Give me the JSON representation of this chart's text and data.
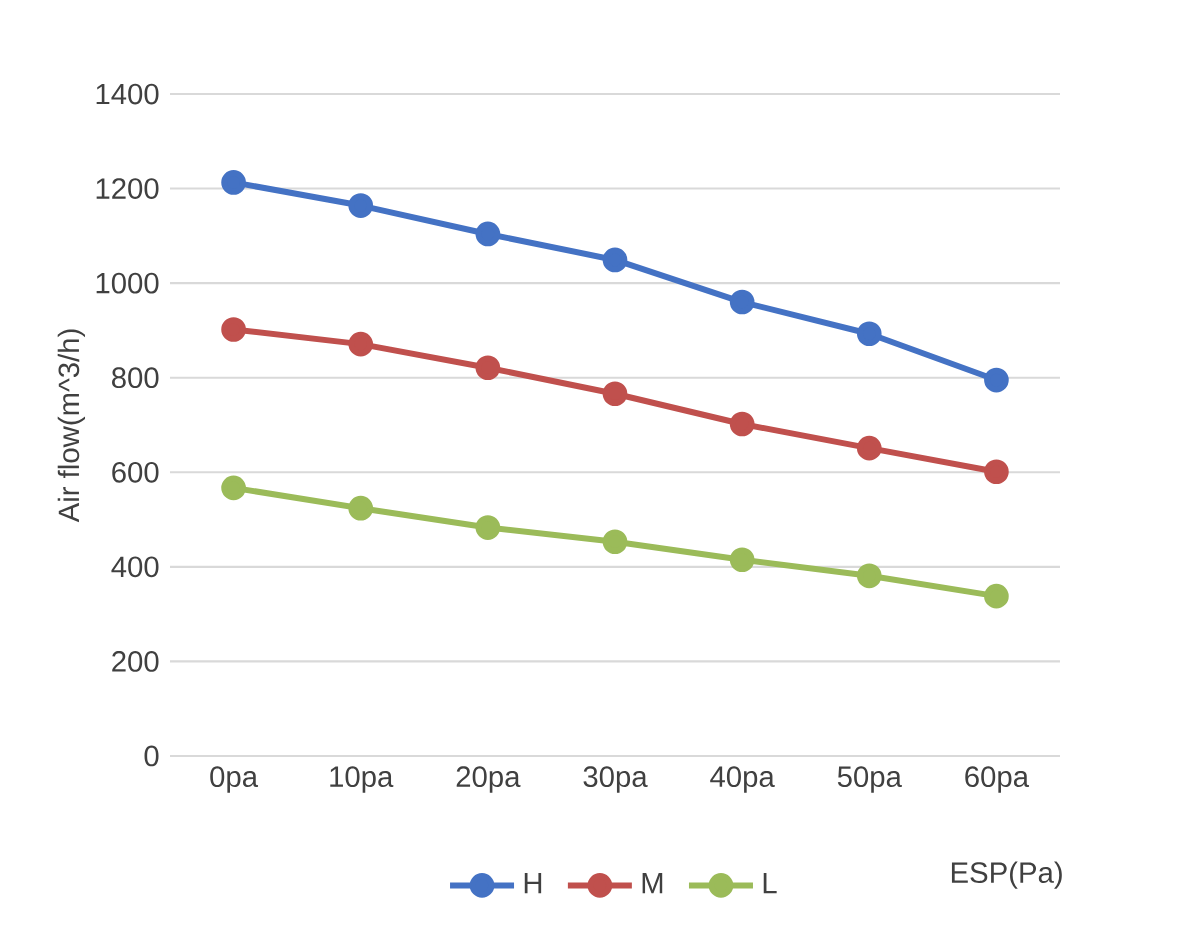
{
  "chart_data": {
    "type": "line",
    "xlabel": "ESP(Pa)",
    "ylabel": "Air flow(m^3/h)",
    "categories": [
      "0pa",
      "10pa",
      "20pa",
      "30pa",
      "40pa",
      "50pa",
      "60pa"
    ],
    "series": [
      {
        "name": "H",
        "color": "#4472c4",
        "values": [
          1213,
          1164,
          1104,
          1049,
          960,
          893,
          795
        ]
      },
      {
        "name": "M",
        "color": "#c0504d",
        "values": [
          902,
          871,
          821,
          766,
          702,
          651,
          601
        ]
      },
      {
        "name": "L",
        "color": "#9bbb59",
        "values": [
          567,
          524,
          483,
          453,
          415,
          381,
          338
        ]
      }
    ],
    "ylim": [
      0,
      1400
    ],
    "yticks": [
      0,
      200,
      400,
      600,
      800,
      1000,
      1200,
      1400
    ],
    "grid": "y",
    "legend": "bottom",
    "marker": "circle",
    "line_style": "solid"
  }
}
──────
**STATED TASK:** Reproduce the material above in full and without alteration, but skip all pictures.

**THE RESULT:**
Give me the JSON representation of this chart's text and data.
{
  "chart_data": {
    "type": "line",
    "xlabel": "ESP(Pa)",
    "ylabel": "Air flow(m^3/h)",
    "categories": [
      "0pa",
      "10pa",
      "20pa",
      "30pa",
      "40pa",
      "50pa",
      "60pa"
    ],
    "series": [
      {
        "name": "H",
        "color": "#4472c4",
        "values": [
          1213,
          1164,
          1104,
          1049,
          960,
          893,
          795
        ]
      },
      {
        "name": "M",
        "color": "#c0504d",
        "values": [
          902,
          871,
          821,
          766,
          702,
          651,
          601
        ]
      },
      {
        "name": "L",
        "color": "#9bbb59",
        "values": [
          567,
          524,
          483,
          453,
          415,
          381,
          338
        ]
      }
    ],
    "ylim": [
      0,
      1400
    ],
    "yticks": [
      0,
      200,
      400,
      600,
      800,
      1000,
      1200,
      1400
    ],
    "grid": "y",
    "legend": "bottom",
    "marker": "circle",
    "line_style": "solid"
  }
}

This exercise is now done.